- _Extrait du texte_
============================================================

Tous mes textes depuis La cité dolente (2015, réédition LansKine, à paraître janvier 2023), – un long poème narratif où un vieil homme s’enferme dans un hospice, dialogue avec l’Enfer de Dante mais aussi la poésie de Passolini – jusqu’au dernier paru les corps caverneux (LansKine, 2022) en passant pas je neige (entre les mots de villon) (LansKine 2018) et kaspar de pierre (La lettre volée, 2017), posent des questions aux mécanismes de la violence à la fois intime et collective et aux possibilités de transformation et de résistance. Il s’y trace un chemin de vigilance et le travail extrême avec la langue qu’est la poésie, qui renonce à la langue et la syntaxe habituelles, permet aussi de faire certains courts-circuits, certaines bifurcations qui rendent les lecteurs plus attentifs à ce qu’il faut réinventer, déplacer. Dans les corps caverneux, qui créé des tensions entre des perspectives personnelles et impersonnelles, on trouve « la chambre et l’abeille (epadh mélodie) » où se posent à la fois la question du vers libre, le statut de l’image dans la mémoire, la question de la perte et de l’amour filial, mais aussi l’extrême violence hospitalière et l’abandon des très âgés. Un travail de langue n’exclut pas de regarder le réel en face. Bien au contraire, c’est rendre à la vie en commun ses questions complexes. Dés-occulter les questions.

============================================================

- _Données fournies_
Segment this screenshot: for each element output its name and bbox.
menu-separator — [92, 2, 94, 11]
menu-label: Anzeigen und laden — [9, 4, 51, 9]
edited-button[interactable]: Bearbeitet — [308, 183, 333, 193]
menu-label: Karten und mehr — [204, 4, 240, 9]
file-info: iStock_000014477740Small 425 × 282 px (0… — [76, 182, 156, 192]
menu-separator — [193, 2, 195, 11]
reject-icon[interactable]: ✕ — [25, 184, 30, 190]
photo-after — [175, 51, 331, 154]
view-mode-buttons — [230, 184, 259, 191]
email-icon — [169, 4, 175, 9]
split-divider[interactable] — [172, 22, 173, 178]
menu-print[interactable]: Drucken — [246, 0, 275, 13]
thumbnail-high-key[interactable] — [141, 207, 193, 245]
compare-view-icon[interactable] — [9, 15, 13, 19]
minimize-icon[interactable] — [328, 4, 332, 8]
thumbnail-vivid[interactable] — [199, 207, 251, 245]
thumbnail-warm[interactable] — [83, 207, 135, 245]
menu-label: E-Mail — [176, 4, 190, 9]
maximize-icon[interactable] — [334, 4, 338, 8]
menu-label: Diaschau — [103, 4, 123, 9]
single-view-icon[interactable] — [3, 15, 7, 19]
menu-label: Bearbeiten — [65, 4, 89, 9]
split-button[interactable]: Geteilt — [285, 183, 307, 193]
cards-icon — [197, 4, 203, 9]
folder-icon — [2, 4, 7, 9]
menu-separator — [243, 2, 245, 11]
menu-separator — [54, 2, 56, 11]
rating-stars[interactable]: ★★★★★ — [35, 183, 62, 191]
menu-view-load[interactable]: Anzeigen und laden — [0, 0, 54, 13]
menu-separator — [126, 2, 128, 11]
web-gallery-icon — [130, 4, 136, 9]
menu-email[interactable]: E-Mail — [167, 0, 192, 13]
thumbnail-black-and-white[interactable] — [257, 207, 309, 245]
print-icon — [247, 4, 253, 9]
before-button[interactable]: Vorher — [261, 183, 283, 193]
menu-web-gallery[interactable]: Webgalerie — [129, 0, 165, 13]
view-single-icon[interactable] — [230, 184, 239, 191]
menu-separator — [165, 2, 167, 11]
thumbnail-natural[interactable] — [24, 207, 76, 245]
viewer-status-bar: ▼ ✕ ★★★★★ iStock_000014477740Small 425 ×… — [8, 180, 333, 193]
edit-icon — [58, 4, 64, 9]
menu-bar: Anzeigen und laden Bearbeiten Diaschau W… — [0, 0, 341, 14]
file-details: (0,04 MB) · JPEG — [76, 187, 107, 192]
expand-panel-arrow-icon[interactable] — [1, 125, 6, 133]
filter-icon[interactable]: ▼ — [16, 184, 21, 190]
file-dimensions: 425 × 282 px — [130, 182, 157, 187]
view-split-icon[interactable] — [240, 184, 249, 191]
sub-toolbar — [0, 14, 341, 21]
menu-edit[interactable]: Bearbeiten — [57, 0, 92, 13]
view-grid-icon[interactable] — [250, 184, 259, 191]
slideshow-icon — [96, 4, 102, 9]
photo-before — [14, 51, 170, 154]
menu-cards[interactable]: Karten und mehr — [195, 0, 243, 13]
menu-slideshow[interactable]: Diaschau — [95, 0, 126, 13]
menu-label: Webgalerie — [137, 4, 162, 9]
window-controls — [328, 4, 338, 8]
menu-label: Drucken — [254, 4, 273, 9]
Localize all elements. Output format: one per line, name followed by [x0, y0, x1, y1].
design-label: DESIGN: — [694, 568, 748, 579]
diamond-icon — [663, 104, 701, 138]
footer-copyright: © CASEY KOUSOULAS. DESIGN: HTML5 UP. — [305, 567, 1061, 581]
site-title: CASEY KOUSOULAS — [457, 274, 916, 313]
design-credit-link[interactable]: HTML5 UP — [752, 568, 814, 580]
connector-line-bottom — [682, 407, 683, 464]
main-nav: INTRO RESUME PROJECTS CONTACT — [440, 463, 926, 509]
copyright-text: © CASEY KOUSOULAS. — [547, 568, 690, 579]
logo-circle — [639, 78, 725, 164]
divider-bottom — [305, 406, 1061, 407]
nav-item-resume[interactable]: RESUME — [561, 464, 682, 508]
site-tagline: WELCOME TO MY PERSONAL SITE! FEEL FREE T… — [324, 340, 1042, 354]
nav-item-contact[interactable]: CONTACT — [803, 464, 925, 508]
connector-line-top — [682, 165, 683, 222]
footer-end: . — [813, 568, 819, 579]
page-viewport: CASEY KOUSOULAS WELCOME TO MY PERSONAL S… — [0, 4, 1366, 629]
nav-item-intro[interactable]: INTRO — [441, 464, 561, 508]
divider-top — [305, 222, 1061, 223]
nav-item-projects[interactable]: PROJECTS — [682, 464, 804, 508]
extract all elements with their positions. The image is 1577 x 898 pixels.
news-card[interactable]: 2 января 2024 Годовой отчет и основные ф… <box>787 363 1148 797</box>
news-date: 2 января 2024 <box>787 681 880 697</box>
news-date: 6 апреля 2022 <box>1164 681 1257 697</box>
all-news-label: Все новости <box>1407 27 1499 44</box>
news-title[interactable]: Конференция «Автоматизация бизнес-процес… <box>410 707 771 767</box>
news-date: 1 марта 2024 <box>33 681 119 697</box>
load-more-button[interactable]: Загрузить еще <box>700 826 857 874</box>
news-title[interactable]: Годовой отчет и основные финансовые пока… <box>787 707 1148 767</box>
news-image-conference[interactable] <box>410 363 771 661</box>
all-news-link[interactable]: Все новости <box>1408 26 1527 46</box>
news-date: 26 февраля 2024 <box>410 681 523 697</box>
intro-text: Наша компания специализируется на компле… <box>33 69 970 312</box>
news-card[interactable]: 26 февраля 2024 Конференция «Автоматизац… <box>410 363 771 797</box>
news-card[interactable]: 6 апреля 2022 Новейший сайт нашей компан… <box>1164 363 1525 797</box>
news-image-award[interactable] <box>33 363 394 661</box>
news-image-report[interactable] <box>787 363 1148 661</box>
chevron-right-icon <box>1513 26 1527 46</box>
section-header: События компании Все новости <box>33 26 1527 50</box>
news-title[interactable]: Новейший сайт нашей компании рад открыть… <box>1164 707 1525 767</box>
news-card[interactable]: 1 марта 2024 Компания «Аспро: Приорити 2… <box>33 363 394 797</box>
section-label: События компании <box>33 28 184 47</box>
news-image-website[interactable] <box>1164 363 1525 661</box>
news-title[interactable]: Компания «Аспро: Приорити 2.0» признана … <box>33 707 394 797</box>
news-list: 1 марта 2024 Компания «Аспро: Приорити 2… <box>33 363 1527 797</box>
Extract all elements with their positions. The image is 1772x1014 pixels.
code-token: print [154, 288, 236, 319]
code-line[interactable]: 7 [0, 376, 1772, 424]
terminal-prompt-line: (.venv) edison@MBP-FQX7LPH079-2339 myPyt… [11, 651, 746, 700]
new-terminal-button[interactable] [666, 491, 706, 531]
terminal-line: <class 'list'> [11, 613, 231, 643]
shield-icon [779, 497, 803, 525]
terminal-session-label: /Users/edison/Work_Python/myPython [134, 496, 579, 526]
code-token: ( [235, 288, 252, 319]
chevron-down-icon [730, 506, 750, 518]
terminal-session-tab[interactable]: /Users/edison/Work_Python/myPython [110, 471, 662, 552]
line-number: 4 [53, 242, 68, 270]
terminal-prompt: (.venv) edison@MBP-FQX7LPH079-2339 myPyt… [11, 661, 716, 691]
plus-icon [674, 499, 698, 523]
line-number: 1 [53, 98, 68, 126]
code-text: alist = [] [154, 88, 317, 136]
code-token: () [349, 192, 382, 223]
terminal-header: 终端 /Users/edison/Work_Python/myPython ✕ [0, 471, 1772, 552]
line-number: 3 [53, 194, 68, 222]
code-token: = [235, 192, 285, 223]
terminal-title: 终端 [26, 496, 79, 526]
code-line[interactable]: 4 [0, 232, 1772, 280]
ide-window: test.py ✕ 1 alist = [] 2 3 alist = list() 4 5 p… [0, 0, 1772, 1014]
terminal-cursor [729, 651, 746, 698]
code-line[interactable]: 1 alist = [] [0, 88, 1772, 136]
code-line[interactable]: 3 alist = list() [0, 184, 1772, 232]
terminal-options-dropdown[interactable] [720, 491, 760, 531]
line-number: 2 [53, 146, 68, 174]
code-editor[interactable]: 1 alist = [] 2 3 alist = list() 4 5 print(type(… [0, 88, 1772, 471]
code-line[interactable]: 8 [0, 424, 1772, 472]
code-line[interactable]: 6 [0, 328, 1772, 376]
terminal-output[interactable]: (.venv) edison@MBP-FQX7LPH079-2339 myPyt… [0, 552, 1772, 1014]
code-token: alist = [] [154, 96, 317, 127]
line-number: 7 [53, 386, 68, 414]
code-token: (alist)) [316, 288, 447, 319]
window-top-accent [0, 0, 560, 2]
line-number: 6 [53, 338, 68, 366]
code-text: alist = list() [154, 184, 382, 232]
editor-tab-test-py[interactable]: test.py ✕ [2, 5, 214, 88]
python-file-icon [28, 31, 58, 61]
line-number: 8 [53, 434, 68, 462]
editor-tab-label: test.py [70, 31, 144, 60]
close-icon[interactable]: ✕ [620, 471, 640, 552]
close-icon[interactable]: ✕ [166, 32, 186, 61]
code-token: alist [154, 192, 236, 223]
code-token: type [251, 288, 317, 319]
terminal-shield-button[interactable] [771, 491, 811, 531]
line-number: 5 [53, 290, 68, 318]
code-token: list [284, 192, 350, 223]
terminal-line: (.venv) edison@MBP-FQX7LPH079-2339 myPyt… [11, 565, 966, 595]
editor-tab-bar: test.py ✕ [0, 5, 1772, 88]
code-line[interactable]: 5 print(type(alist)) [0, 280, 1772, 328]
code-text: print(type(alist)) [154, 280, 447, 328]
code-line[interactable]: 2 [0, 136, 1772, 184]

============================================================

Pour chacun des énoncés suivants, dites s’il concorde avec l’extrait, en répondant par oui ou non et en citant textuellement les mots décisifs de l’extrait. 1. La cité dolente est un long poème narratif. 2. kaspar de pierre a paru chez LansKine. 3. La poésie conserve la langue et la syntaxe habituelles. Les données n’interviennent nullement ici.

1. Oui : « un long poème narratif où un vieil homme s’enferme dans un hospice »
2. Non : « kaspar de pierre (La lettre volée, 2017) »
3. Non : « qui renonce à la langue et la syntaxe habituelles »